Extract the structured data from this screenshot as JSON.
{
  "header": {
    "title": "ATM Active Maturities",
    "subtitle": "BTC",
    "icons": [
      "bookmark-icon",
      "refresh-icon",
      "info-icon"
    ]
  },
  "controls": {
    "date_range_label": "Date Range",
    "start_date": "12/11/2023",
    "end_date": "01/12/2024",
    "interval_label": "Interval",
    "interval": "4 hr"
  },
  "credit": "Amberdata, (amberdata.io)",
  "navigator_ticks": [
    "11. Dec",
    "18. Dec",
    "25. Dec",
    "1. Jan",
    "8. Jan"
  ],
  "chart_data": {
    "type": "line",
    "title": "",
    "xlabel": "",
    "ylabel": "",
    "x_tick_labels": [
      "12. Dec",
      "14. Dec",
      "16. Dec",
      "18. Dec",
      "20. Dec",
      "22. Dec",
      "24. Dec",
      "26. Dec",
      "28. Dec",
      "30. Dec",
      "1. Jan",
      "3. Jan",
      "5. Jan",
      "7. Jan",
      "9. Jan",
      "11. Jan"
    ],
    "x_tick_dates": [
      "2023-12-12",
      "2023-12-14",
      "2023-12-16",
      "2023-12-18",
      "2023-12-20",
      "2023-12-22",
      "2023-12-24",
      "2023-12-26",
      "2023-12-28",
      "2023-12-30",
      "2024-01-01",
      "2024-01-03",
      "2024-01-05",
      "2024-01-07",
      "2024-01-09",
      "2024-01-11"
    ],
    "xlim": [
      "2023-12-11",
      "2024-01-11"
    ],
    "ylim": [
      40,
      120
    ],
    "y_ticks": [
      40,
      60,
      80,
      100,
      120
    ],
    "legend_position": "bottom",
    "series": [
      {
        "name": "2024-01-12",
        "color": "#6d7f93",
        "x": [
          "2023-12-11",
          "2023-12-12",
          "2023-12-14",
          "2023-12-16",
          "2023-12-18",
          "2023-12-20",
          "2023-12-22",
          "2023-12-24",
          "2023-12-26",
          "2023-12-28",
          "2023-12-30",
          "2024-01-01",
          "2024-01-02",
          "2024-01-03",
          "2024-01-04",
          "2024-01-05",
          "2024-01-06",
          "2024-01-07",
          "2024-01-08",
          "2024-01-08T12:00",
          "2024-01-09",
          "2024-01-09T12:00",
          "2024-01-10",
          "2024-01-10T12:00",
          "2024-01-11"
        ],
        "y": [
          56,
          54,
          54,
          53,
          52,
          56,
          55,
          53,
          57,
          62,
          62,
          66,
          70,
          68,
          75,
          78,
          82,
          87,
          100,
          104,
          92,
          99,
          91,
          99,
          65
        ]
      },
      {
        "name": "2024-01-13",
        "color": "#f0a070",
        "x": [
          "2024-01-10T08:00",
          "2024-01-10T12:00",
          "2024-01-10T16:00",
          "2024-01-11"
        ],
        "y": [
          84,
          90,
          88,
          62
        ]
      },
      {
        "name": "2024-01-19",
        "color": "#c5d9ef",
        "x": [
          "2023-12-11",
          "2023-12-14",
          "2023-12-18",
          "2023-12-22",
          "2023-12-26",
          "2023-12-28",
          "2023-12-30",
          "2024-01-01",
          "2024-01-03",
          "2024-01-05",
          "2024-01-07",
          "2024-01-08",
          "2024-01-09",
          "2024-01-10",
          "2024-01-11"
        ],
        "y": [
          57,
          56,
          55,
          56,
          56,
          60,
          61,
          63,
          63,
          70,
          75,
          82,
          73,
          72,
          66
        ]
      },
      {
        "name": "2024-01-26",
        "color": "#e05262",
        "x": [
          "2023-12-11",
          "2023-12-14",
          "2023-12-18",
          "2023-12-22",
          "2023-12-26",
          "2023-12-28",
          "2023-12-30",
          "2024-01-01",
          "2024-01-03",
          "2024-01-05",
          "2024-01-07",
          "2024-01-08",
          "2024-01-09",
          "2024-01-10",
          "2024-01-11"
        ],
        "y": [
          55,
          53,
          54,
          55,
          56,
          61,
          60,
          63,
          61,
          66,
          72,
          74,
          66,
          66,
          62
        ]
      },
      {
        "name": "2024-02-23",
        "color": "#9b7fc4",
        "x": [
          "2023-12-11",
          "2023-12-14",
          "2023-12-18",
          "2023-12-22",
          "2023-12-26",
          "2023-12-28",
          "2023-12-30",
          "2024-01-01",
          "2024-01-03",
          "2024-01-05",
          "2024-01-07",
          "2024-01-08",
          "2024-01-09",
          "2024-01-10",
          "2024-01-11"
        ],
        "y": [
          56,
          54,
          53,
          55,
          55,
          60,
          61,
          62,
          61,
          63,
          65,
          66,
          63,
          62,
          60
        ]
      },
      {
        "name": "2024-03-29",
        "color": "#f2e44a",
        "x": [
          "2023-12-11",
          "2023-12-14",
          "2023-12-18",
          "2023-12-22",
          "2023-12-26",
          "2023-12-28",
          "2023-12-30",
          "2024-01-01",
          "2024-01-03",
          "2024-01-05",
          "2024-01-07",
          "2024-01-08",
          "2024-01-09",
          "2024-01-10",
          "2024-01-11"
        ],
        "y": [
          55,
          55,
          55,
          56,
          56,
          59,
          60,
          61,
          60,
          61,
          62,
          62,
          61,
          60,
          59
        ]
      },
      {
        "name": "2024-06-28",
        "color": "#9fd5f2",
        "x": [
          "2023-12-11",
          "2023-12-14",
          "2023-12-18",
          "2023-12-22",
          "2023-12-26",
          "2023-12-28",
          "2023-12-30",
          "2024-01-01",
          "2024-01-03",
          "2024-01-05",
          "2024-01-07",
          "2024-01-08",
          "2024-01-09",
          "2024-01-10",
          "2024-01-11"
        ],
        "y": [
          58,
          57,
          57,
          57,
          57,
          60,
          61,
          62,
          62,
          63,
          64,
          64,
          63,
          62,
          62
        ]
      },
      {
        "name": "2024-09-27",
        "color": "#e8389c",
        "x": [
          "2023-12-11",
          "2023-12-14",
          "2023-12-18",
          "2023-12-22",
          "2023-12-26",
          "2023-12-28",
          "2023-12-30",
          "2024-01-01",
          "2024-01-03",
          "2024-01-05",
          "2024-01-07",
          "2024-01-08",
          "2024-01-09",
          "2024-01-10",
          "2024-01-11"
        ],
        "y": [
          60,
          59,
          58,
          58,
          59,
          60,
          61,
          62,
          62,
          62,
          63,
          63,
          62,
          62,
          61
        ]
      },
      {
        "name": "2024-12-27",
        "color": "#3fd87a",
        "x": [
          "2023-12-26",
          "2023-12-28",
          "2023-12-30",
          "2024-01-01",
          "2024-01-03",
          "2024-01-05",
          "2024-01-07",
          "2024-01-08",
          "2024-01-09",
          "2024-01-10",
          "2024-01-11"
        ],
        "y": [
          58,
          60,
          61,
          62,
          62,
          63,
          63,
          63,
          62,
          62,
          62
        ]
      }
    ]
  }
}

· · · · · · ·

TASK REQUIREMENTS: From the entries above, extract every line where the word "color" appears.

CORRECT OUTPUT:
        "color": "#6d7f93",
        "color": "#f0a070",
        "color": "#c5d9ef",
        "color": "#e05262",
        "color": "#9b7fc4",
        "color": "#f2e44a",
        "color": "#9fd5f2",
        "color": "#e8389c",
        "color": "#3fd87a",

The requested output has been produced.